* **The request**:
Return the listing below verbatim. Pictures do not belong in the copy.

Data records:
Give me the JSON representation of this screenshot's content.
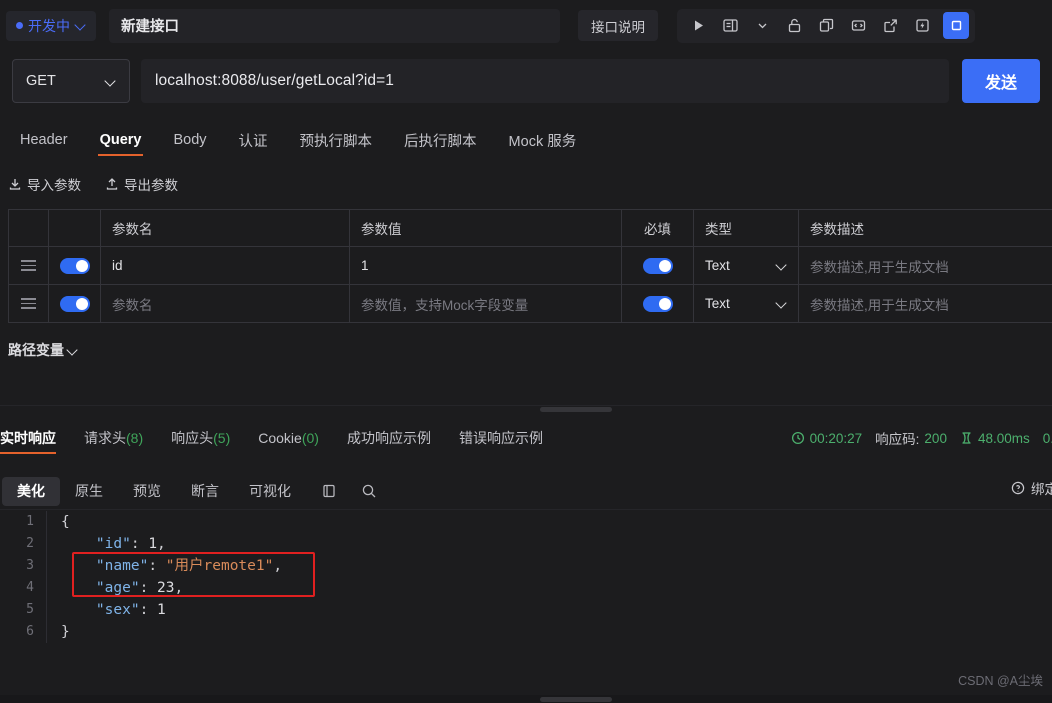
{
  "topbar": {
    "status_label": "开发中",
    "title": "新建接口",
    "desc_button": "接口说明",
    "tools": [
      {
        "name": "run-icon",
        "label": "运行"
      },
      {
        "name": "save-doc-icon",
        "label": "保存"
      },
      {
        "name": "chevron-down-icon",
        "label": "更多"
      },
      {
        "name": "unlock-icon",
        "label": "解锁"
      },
      {
        "name": "copy-icon",
        "label": "复制"
      },
      {
        "name": "code-icon",
        "label": "生成代码"
      },
      {
        "name": "share-icon",
        "label": "分享"
      },
      {
        "name": "lightning-icon",
        "label": "快捷"
      }
    ]
  },
  "url": {
    "method": "GET",
    "value": "localhost:8088/user/getLocal?id=1",
    "send_label": "发送"
  },
  "request_tabs": [
    {
      "label": "Header",
      "active": false
    },
    {
      "label": "Query",
      "active": true
    },
    {
      "label": "Body",
      "active": false
    },
    {
      "label": "认证",
      "active": false
    },
    {
      "label": "预执行脚本",
      "active": false
    },
    {
      "label": "后执行脚本",
      "active": false
    },
    {
      "label": "Mock 服务",
      "active": false
    }
  ],
  "io": {
    "import_label": "导入参数",
    "export_label": "导出参数"
  },
  "params_table": {
    "columns": [
      "参数名",
      "参数值",
      "必填",
      "类型",
      "参数描述"
    ],
    "rows": [
      {
        "enabled": true,
        "name": "id",
        "name_is_placeholder": false,
        "value": "1",
        "value_is_placeholder": false,
        "required": true,
        "type": "Text",
        "description": "参数描述,用于生成文档",
        "description_is_placeholder": true
      },
      {
        "enabled": true,
        "name": "参数名",
        "name_is_placeholder": true,
        "value": "参数值，支持Mock字段变量",
        "value_is_placeholder": true,
        "required": true,
        "type": "Text",
        "description": "参数描述,用于生成文档",
        "description_is_placeholder": true
      }
    ]
  },
  "path_variable": {
    "label": "路径变量"
  },
  "response_tabs": [
    {
      "label": "实时响应",
      "count": "",
      "active": true
    },
    {
      "label": "请求头",
      "count": "(8)",
      "active": false
    },
    {
      "label": "响应头",
      "count": "(5)",
      "active": false
    },
    {
      "label": "Cookie",
      "count": "(0)",
      "active": false
    },
    {
      "label": "成功响应示例",
      "count": "",
      "active": false
    },
    {
      "label": "错误响应示例",
      "count": "",
      "active": false
    }
  ],
  "response_status": {
    "time": "00:20:27",
    "code_label": "响应码:",
    "code_value": "200",
    "duration": "48.00ms",
    "size": "0."
  },
  "viewer_toolbar": {
    "segments": [
      {
        "label": "美化",
        "active": true
      },
      {
        "label": "原生",
        "active": false
      },
      {
        "label": "预览",
        "active": false
      },
      {
        "label": "断言",
        "active": false
      },
      {
        "label": "可视化",
        "active": false
      }
    ],
    "copy_icon": "copy-icon",
    "search_icon": "search-icon",
    "bind_label": "绑定"
  },
  "code_view": {
    "lines": [
      {
        "num": "1",
        "tokens": [
          {
            "t": "{",
            "c": "pun"
          }
        ]
      },
      {
        "num": "2",
        "tokens": [
          {
            "t": "    ",
            "c": "pun"
          },
          {
            "t": "\"id\"",
            "c": "key"
          },
          {
            "t": ": ",
            "c": "pun"
          },
          {
            "t": "1",
            "c": "num"
          },
          {
            "t": ",",
            "c": "pun"
          }
        ]
      },
      {
        "num": "3",
        "tokens": [
          {
            "t": "    ",
            "c": "pun"
          },
          {
            "t": "\"name\"",
            "c": "key"
          },
          {
            "t": ": ",
            "c": "pun"
          },
          {
            "t": "\"用户remote1\"",
            "c": "str"
          },
          {
            "t": ",",
            "c": "pun"
          }
        ]
      },
      {
        "num": "4",
        "tokens": [
          {
            "t": "    ",
            "c": "pun"
          },
          {
            "t": "\"age\"",
            "c": "key"
          },
          {
            "t": ": ",
            "c": "pun"
          },
          {
            "t": "23",
            "c": "num"
          },
          {
            "t": ",",
            "c": "pun"
          }
        ]
      },
      {
        "num": "5",
        "tokens": [
          {
            "t": "    ",
            "c": "pun"
          },
          {
            "t": "\"sex\"",
            "c": "key"
          },
          {
            "t": ": ",
            "c": "pun"
          },
          {
            "t": "1",
            "c": "num"
          }
        ]
      },
      {
        "num": "6",
        "tokens": [
          {
            "t": "}",
            "c": "pun"
          }
        ]
      }
    ]
  },
  "watermark": "CSDN @A尘埃",
  "colors": {
    "accent_blue": "#3b6ef6",
    "tab_underline": "#e4622c",
    "status_green": "#4caf6d",
    "annotation_red": "#e02020",
    "background": "#1c1c1e"
  }
}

* **Problem solution**:
Give me the JSON representation of this screenshot's content.
{
  "topbar": {
    "status_label": "开发中",
    "title": "新建接口",
    "desc_button": "接口说明",
    "tools": [
      {
        "name": "run-icon",
        "label": "运行"
      },
      {
        "name": "save-doc-icon",
        "label": "保存"
      },
      {
        "name": "chevron-down-icon",
        "label": "更多"
      },
      {
        "name": "unlock-icon",
        "label": "解锁"
      },
      {
        "name": "copy-icon",
        "label": "复制"
      },
      {
        "name": "code-icon",
        "label": "生成代码"
      },
      {
        "name": "share-icon",
        "label": "分享"
      },
      {
        "name": "lightning-icon",
        "label": "快捷"
      }
    ]
  },
  "url": {
    "method": "GET",
    "value": "localhost:8088/user/getLocal?id=1",
    "send_label": "发送"
  },
  "request_tabs": [
    {
      "label": "Header",
      "active": false
    },
    {
      "label": "Query",
      "active": true
    },
    {
      "label": "Body",
      "active": false
    },
    {
      "label": "认证",
      "active": false
    },
    {
      "label": "预执行脚本",
      "active": false
    },
    {
      "label": "后执行脚本",
      "active": false
    },
    {
      "label": "Mock 服务",
      "active": false
    }
  ],
  "io": {
    "import_label": "导入参数",
    "export_label": "导出参数"
  },
  "params_table": {
    "columns": [
      "参数名",
      "参数值",
      "必填",
      "类型",
      "参数描述"
    ],
    "rows": [
      {
        "enabled": true,
        "name": "id",
        "name_is_placeholder": false,
        "value": "1",
        "value_is_placeholder": false,
        "required": true,
        "type": "Text",
        "description": "参数描述,用于生成文档",
        "description_is_placeholder": true
      },
      {
        "enabled": true,
        "name": "参数名",
        "name_is_placeholder": true,
        "value": "参数值，支持Mock字段变量",
        "value_is_placeholder": true,
        "required": true,
        "type": "Text",
        "description": "参数描述,用于生成文档",
        "description_is_placeholder": true
      }
    ]
  },
  "path_variable": {
    "label": "路径变量"
  },
  "response_tabs": [
    {
      "label": "实时响应",
      "count": "",
      "active": true
    },
    {
      "label": "请求头",
      "count": "(8)",
      "active": false
    },
    {
      "label": "响应头",
      "count": "(5)",
      "active": false
    },
    {
      "label": "Cookie",
      "count": "(0)",
      "active": false
    },
    {
      "label": "成功响应示例",
      "count": "",
      "active": false
    },
    {
      "label": "错误响应示例",
      "count": "",
      "active": false
    }
  ],
  "response_status": {
    "time": "00:20:27",
    "code_label": "响应码:",
    "code_value": "200",
    "duration": "48.00ms",
    "size": "0."
  },
  "viewer_toolbar": {
    "segments": [
      {
        "label": "美化",
        "active": true
      },
      {
        "label": "原生",
        "active": false
      },
      {
        "label": "预览",
        "active": false
      },
      {
        "label": "断言",
        "active": false
      },
      {
        "label": "可视化",
        "active": false
      }
    ],
    "copy_icon": "copy-icon",
    "search_icon": "search-icon",
    "bind_label": "绑定"
  },
  "code_view": {
    "lines": [
      {
        "num": "1",
        "tokens": [
          {
            "t": "{",
            "c": "pun"
          }
        ]
      },
      {
        "num": "2",
        "tokens": [
          {
            "t": "    ",
            "c": "pun"
          },
          {
            "t": "\"id\"",
            "c": "key"
          },
          {
            "t": ": ",
            "c": "pun"
          },
          {
            "t": "1",
            "c": "num"
          },
          {
            "t": ",",
            "c": "pun"
          }
        ]
      },
      {
        "num": "3",
        "tokens": [
          {
            "t": "    ",
            "c": "pun"
          },
          {
            "t": "\"name\"",
            "c": "key"
          },
          {
            "t": ": ",
            "c": "pun"
          },
          {
            "t": "\"用户remote1\"",
            "c": "str"
          },
          {
            "t": ",",
            "c": "pun"
          }
        ]
      },
      {
        "num": "4",
        "tokens": [
          {
            "t": "    ",
            "c": "pun"
          },
          {
            "t": "\"age\"",
            "c": "key"
          },
          {
            "t": ": ",
            "c": "pun"
          },
          {
            "t": "23",
            "c": "num"
          },
          {
            "t": ",",
            "c": "pun"
          }
        ]
      },
      {
        "num": "5",
        "tokens": [
          {
            "t": "    ",
            "c": "pun"
          },
          {
            "t": "\"sex\"",
            "c": "key"
          },
          {
            "t": ": ",
            "c": "pun"
          },
          {
            "t": "1",
            "c": "num"
          }
        ]
      },
      {
        "num": "6",
        "tokens": [
          {
            "t": "}",
            "c": "pun"
          }
        ]
      }
    ]
  },
  "watermark": "CSDN @A尘埃",
  "colors": {
    "accent_blue": "#3b6ef6",
    "tab_underline": "#e4622c",
    "status_green": "#4caf6d",
    "annotation_red": "#e02020",
    "background": "#1c1c1e"
  }
}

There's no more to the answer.